Your objective — Filter this material down to the lines that hold "ylabel", copying each one.
⟨
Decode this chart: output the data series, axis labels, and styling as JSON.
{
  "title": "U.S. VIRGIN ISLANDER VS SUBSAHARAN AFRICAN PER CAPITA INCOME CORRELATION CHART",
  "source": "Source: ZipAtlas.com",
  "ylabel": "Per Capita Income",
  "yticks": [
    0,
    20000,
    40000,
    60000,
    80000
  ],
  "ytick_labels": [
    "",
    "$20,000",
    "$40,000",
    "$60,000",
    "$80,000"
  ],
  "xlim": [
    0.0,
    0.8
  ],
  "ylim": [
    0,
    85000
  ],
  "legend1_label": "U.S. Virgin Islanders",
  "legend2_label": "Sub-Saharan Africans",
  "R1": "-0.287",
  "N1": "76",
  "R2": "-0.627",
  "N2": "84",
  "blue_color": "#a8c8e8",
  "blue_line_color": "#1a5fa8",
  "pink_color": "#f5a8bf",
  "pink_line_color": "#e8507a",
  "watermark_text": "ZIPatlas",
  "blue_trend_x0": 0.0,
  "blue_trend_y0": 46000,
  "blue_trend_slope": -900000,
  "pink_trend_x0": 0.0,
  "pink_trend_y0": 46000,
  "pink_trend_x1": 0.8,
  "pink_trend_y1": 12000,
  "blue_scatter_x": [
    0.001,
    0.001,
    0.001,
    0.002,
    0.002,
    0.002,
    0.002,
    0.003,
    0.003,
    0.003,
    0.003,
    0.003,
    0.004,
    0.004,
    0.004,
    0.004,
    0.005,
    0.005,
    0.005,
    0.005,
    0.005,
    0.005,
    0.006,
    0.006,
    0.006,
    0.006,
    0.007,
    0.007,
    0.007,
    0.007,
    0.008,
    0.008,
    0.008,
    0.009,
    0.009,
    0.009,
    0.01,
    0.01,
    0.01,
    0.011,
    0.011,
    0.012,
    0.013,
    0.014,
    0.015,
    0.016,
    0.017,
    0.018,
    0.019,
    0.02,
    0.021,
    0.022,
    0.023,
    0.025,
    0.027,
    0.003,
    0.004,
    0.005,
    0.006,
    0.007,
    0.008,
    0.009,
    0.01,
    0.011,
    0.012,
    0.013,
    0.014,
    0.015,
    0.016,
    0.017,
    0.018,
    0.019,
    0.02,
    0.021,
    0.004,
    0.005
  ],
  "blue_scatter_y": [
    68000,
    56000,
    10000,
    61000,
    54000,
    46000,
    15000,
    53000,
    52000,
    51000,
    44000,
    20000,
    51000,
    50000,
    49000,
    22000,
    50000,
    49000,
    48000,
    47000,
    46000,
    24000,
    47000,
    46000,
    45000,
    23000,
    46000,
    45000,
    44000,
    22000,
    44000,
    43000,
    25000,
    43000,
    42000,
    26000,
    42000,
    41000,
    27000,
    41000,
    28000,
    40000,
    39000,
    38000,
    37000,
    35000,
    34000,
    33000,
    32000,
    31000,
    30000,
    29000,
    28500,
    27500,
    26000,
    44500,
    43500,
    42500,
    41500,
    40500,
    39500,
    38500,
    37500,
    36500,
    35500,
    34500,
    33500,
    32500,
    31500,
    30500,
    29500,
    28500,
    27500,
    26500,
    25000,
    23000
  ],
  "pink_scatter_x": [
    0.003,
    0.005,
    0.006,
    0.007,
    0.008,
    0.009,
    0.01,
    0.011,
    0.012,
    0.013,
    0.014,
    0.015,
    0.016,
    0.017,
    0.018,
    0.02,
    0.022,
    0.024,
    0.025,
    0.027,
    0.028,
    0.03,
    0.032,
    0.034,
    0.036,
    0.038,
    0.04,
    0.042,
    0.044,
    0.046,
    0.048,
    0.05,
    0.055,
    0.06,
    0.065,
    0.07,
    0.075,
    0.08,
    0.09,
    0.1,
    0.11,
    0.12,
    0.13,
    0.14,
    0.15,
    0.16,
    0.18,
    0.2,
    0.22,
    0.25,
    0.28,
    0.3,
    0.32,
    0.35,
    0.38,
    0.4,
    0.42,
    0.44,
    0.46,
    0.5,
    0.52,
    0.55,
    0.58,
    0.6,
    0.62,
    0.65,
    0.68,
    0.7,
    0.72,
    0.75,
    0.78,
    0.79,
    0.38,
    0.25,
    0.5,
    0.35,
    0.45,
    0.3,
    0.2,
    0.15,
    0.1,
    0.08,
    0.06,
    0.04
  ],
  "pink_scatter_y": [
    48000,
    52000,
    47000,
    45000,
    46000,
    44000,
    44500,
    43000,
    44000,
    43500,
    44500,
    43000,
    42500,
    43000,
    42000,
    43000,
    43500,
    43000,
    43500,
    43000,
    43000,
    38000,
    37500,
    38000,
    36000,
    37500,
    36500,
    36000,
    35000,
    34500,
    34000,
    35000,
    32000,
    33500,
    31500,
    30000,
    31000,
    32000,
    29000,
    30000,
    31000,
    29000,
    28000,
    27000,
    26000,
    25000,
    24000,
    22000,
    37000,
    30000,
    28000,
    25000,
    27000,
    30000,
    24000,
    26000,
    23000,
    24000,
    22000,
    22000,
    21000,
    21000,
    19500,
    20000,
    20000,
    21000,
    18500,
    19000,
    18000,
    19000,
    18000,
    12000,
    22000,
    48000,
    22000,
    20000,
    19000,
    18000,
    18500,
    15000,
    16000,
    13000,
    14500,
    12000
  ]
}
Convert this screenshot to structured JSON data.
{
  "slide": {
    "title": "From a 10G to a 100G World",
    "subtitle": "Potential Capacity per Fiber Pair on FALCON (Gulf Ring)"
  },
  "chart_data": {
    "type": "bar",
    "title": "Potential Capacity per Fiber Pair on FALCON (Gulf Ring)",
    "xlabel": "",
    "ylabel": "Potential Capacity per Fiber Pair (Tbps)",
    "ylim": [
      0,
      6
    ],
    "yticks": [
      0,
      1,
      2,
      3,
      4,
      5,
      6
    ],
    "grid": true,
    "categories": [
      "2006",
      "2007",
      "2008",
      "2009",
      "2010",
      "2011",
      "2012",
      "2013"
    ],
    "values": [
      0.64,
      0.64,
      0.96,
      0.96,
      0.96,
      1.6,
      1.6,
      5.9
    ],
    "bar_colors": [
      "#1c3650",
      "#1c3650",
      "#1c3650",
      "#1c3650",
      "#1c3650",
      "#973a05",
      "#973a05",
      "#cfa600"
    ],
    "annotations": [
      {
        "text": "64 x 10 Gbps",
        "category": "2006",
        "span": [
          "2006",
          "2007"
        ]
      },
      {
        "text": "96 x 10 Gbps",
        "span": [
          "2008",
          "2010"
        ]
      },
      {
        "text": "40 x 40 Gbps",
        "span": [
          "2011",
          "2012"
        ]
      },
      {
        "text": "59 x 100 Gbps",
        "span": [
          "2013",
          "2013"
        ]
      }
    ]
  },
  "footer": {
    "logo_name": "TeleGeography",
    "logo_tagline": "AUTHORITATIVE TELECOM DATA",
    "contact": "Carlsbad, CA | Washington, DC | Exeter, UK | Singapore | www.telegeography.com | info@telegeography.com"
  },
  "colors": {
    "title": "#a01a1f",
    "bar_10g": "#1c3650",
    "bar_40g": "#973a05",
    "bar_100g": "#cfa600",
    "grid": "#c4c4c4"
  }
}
⟩
Written solution —
  "ylabel": "Per Capita Income",
    "ylabel": "Potential Capacity per Fiber Pair (Tbps)",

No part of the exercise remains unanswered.